Records from a dataset:

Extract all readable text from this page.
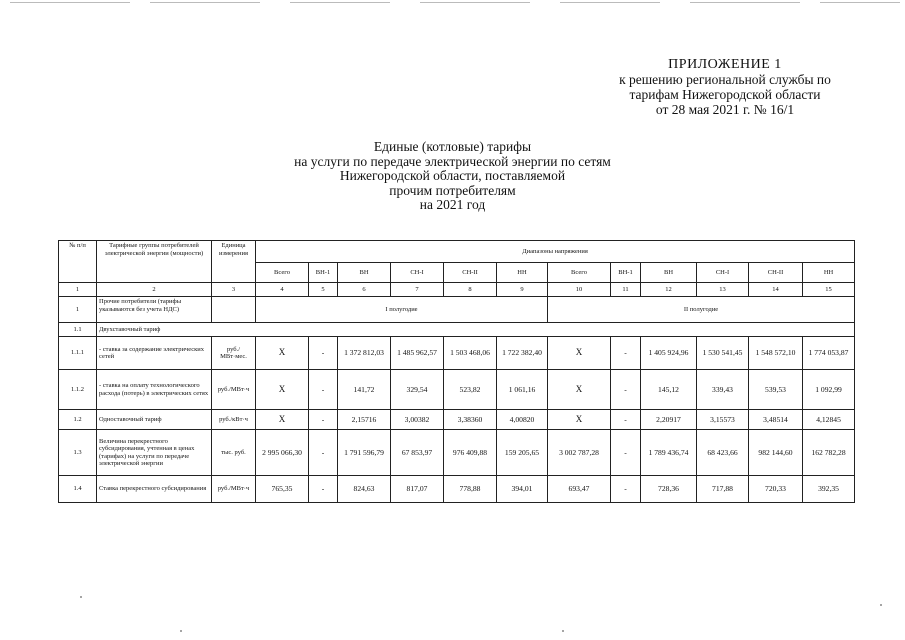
ПРИЛОЖЕНИЕ 1
к решению региональной службы по
тарифам Нижегородской области
от 28 мая 2021 г. № 16/1
Единые (котловые) тарифы
на услуги по передаче электрической энергии по сетям
Нижегородской области, поставляемой
прочим потребителям
на 2021 год
№ п/п	Тарифные группы потребителей электрической энергии (мощности)	Единица измерения	Диапазоны напряжения											
			Всего	ВН-1	ВН	СН-I	СН-II	НН	Всего	ВН-1	ВН	СН-I	СН-II	НН
1	2	3	4	5	6	7	8	9	10	11	12	13	14	15
1	Прочие потребители (тарифы указываются без учета НДС)		I полугодие						II полугодие					
1.1	Двухставочный тариф													
1.1.1	- ставка за содержание электрических сетей	руб./МВт·мес.	X	-	1 372 812,03	1 485 962,57	1 503 468,06	1 722 382,40	X	-	1 405 924,96	1 530 541,45	1 548 572,10	1 774 053,87
1.1.2	- ставка на оплату технологического расхода (потерь) в электрических сетях	руб./МВт·ч	X	-	141,72	329,54	523,82	1 061,16	X	-	145,12	339,43	539,53	1 092,99
1.2	Одноставочный тариф	руб./кВт·ч	X	-	2,15716	3,00382	3,38360	4,00820	X	-	2,20917	3,15573	3,48514	4,12845
1.3	Величина перекрестного субсидирования, учтенная в ценах (тарифах) на услуги по передаче электрической энергии	тыс. руб.	2 995 066,30	-	1 791 596,79	67 853,97	976 409,88	159 205,65	3 002 787,28	-	1 789 436,74	68 423,66	982 144,60	162 782,28
1.4	Ставка перекрестного субсидирования	руб./МВт·ч	765,35	-	824,63	817,07	778,88	394,01	693,47	-	728,36	717,88	720,33	392,35
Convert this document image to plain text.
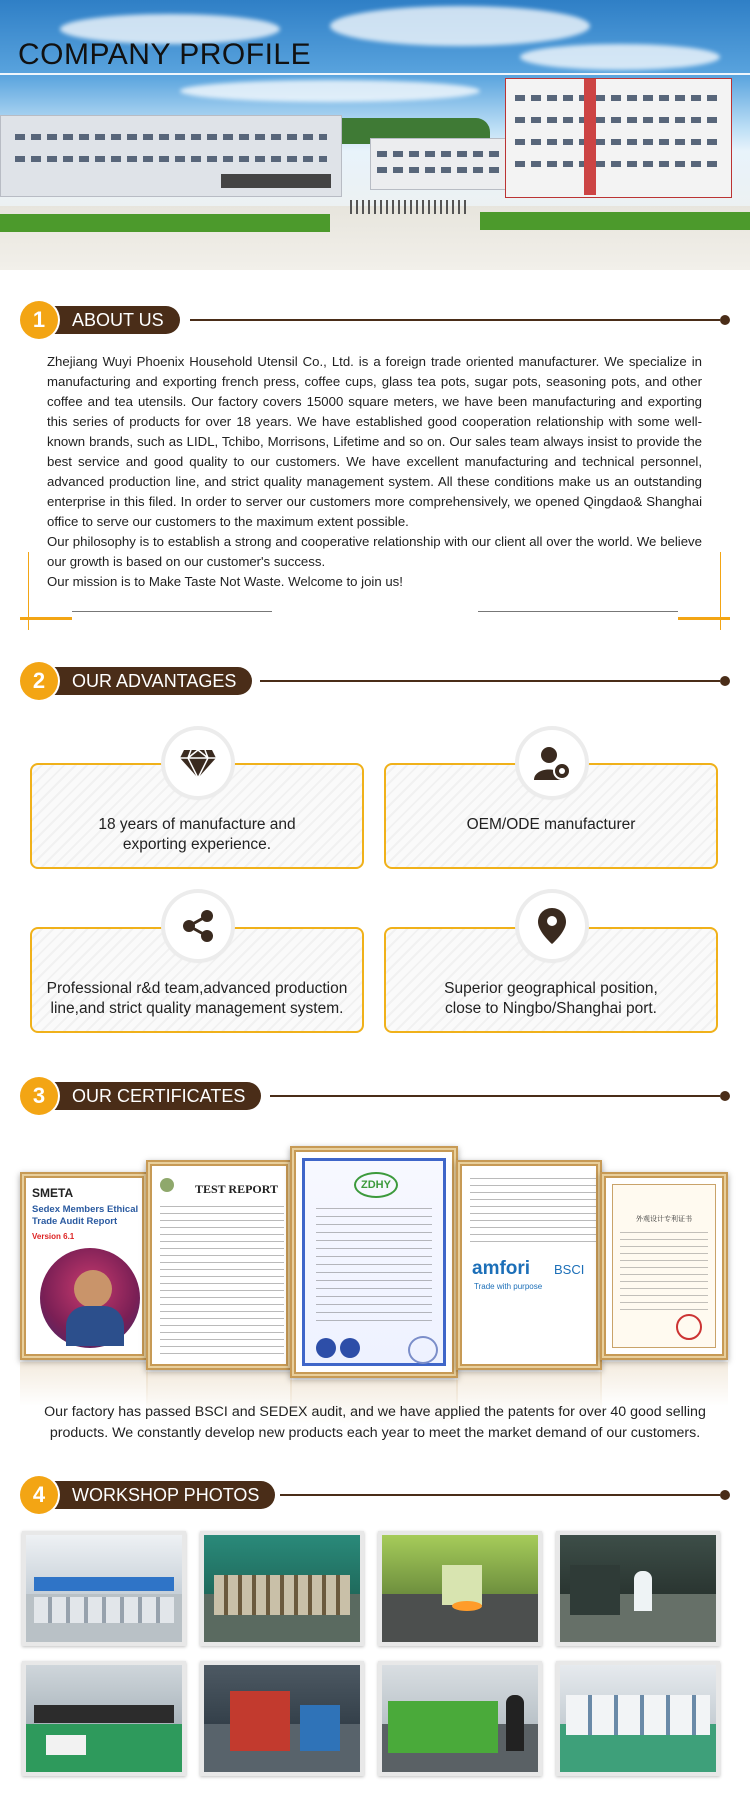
COMPANY PROFILE
1	ABOUT US

Zhejiang Wuyi Phoenix Household Utensil Co., Ltd. is a foreign trade oriented manufacturer. We specialize in manufacturing and exporting french press, coffee cups, glass tea pots, sugar pots, seasoning pots, and other coffee and tea utensils. Our factory covers 15000 square meters, we have been manufacturing and exporting this series of products for over 18 years. We have established good cooperation relationship with some well-known brands, such as LIDL, Tchibo, Morrisons, Lifetime and so on. Our sales team always insist to provide the best service and good quality to our customers. We have excellent manufacturing and technical personnel, advanced production line, and strict quality management system. All these conditions make us an outstanding enterprise in this filed. In order to server our customers more comprehensively, we opened Qingdao& Shanghai office to serve our customers to the maximum extent possible.

Our philosophy is to establish a strong and cooperative relationship with our client all over the world. We believe our growth is based on our customer's success.

Our mission is to Make Taste Not Waste. Welcome to join us!

2	OUR ADVANTAGES
18 years of manufacture and
exporting experience.
OEM/ODE manufacturer
Professional r&d team,advanced production
line,and strict quality management system.
Superior geographical position,
close to Ningbo/Shanghai port.
3	OUR CERTIFICATES
SMETA
Sedex Members Ethical Trade Audit Report
Version 6.1
TEST REPORT	ZDHY
amfori BSCI
Trade with purpose
外观设计专利证书
Our factory has passed BSCI and SEDEX audit, and we have applied the patents for over 40 good selling
products. We constantly develop new products each year to meet the market demand of our customers.
4	WORKSHOP PHOTOS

Given instruction: Set down all the entries exactly as they appear, but skip any pictures.

Result:
Extract all readable text from this page.
ПРИЛОЖЕНИЕ 1
к решению региональной службы по
тарифам Нижегородской области
от 28 мая 2021 г. № 16/1
Единые (котловые) тарифы
на услуги по передаче электрической энергии по сетям
Нижегородской области, поставляемой
прочим потребителям
на 2021 год
№ п/п	Тарифные группы потребителей электрической энергии (мощности)	Единица измерения	Диапазоны напряжения											
			Всего	ВН-1	ВН	СН-I	СН-II	НН	Всего	ВН-1	ВН	СН-I	СН-II	НН
1	2	3	4	5	6	7	8	9	10	11	12	13	14	15
1	Прочие потребители (тарифы указываются без учета НДС)		I полугодие						II полугодие					
1.1	Двухставочный тариф													
1.1.1	- ставка за содержание электрических сетей	руб./МВт·мес.	X	-	1 372 812,03	1 485 962,57	1 503 468,06	1 722 382,40	X	-	1 405 924,96	1 530 541,45	1 548 572,10	1 774 053,87
1.1.2	- ставка на оплату технологического расхода (потерь) в электрических сетях	руб./МВт·ч	X	-	141,72	329,54	523,82	1 061,16	X	-	145,12	339,43	539,53	1 092,99
1.2	Одноставочный тариф	руб./кВт·ч	X	-	2,15716	3,00382	3,38360	4,00820	X	-	2,20917	3,15573	3,48514	4,12845
1.3	Величина перекрестного субсидирования, учтенная в ценах (тарифах) на услуги по передаче электрической энергии	тыс. руб.	2 995 066,30	-	1 791 596,79	67 853,97	976 409,88	159 205,65	3 002 787,28	-	1 789 436,74	68 423,66	982 144,60	162 782,28
1.4	Ставка перекрестного субсидирования	руб./МВт·ч	765,35	-	824,63	817,07	778,88	394,01	693,47	-	728,36	717,88	720,33	392,35
Convert this document image to plain text.
COMPANY PROFILE
1	ABOUT US

Zhejiang Wuyi Phoenix Household Utensil Co., Ltd. is a foreign trade oriented manufacturer. We specialize in manufacturing and exporting french press, coffee cups, glass tea pots, sugar pots, seasoning pots, and other coffee and tea utensils. Our factory covers 15000 square meters, we have been manufacturing and exporting this series of products for over 18 years. We have established good cooperation relationship with some well-known brands, such as LIDL, Tchibo, Morrisons, Lifetime and so on. Our sales team always insist to provide the best service and good quality to our customers. We have excellent manufacturing and technical personnel, advanced production line, and strict quality management system. All these conditions make us an outstanding enterprise in this filed. In order to server our customers more comprehensively, we opened Qingdao& Shanghai office to serve our customers to the maximum extent possible.

Our philosophy is to establish a strong and cooperative relationship with our client all over the world. We believe our growth is based on our customer's success.

Our mission is to Make Taste Not Waste. Welcome to join us!

2	OUR ADVANTAGES
18 years of manufacture and
exporting experience.
OEM/ODE manufacturer
Professional r&d team,advanced production
line,and strict quality management system.
Superior geographical position,
close to Ningbo/Shanghai port.
3	OUR CERTIFICATES
SMETA
Sedex Members Ethical Trade Audit Report
Version 6.1
TEST REPORT	ZDHY
amfori BSCI
Trade with purpose
外观设计专利证书
Our factory has passed BSCI and SEDEX audit, and we have applied the patents for over 40 good selling
products. We constantly develop new products each year to meet the market demand of our customers.
4	WORKSHOP PHOTOS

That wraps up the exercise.